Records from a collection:
-------------------------
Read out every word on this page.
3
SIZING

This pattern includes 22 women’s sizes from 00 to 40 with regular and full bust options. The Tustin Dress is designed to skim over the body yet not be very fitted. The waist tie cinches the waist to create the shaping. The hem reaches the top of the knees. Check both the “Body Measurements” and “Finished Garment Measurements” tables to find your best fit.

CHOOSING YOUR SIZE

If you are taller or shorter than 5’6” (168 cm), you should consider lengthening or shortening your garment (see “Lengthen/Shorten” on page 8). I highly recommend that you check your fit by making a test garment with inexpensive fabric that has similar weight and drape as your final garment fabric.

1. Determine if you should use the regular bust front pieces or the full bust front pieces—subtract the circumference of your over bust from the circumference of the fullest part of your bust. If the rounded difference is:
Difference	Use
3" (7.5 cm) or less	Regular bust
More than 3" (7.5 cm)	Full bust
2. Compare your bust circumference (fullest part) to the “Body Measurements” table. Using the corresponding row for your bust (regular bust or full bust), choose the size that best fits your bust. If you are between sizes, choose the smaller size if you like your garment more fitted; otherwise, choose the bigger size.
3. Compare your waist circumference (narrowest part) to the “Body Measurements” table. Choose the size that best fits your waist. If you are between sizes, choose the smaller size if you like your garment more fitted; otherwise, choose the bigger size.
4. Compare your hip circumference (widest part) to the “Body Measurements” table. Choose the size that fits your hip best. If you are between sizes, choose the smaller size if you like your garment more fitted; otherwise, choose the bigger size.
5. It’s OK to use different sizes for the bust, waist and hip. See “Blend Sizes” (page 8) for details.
-------------------------
# Your task
In the entries above, some lines may contain the string "over"; report how many, without additional comment.

# Expected answer
2